Your objective: Search the entries below. Return every line that has "hint" in it.

Dataset excerpts:

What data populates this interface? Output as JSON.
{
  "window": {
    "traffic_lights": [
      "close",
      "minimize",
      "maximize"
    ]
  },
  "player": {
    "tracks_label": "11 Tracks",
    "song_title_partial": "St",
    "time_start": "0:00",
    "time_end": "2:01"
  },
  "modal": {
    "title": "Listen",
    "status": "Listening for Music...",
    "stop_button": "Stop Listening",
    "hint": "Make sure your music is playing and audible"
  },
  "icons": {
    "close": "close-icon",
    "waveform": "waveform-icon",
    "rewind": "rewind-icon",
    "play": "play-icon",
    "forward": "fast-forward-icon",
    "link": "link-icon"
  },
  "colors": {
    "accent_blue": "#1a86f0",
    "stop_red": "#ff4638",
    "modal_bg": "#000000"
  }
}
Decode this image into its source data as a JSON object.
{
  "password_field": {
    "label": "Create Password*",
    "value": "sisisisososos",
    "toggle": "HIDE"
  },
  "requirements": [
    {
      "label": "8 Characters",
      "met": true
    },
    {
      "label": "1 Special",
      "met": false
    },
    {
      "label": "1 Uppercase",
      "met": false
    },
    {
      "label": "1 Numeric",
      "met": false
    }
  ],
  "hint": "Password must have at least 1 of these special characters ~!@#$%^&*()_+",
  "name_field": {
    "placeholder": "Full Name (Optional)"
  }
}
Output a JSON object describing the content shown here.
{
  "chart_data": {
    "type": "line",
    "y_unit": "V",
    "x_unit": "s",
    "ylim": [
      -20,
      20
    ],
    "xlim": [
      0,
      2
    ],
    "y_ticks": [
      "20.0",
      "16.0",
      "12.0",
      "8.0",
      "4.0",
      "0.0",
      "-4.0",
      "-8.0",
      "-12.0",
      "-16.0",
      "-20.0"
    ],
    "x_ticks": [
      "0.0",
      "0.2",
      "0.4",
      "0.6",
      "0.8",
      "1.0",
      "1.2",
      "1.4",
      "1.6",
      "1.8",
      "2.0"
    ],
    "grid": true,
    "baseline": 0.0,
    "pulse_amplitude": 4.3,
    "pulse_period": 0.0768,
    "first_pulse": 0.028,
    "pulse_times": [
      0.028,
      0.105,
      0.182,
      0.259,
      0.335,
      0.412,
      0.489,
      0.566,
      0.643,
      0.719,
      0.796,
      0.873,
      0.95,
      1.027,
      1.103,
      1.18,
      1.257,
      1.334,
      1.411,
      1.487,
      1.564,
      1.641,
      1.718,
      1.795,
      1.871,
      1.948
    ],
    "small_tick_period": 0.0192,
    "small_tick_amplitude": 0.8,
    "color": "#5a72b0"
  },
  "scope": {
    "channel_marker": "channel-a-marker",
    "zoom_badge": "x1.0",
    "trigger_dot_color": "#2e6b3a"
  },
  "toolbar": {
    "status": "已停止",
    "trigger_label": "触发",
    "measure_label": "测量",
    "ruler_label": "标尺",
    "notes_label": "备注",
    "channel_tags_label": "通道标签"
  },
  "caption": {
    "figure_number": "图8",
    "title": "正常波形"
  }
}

Response to this exercise:
    "hint": "Make sure your music is playing and audible"
  "hint": "Password must have at least 1 of these special characters ~!@#$%^&*()_+",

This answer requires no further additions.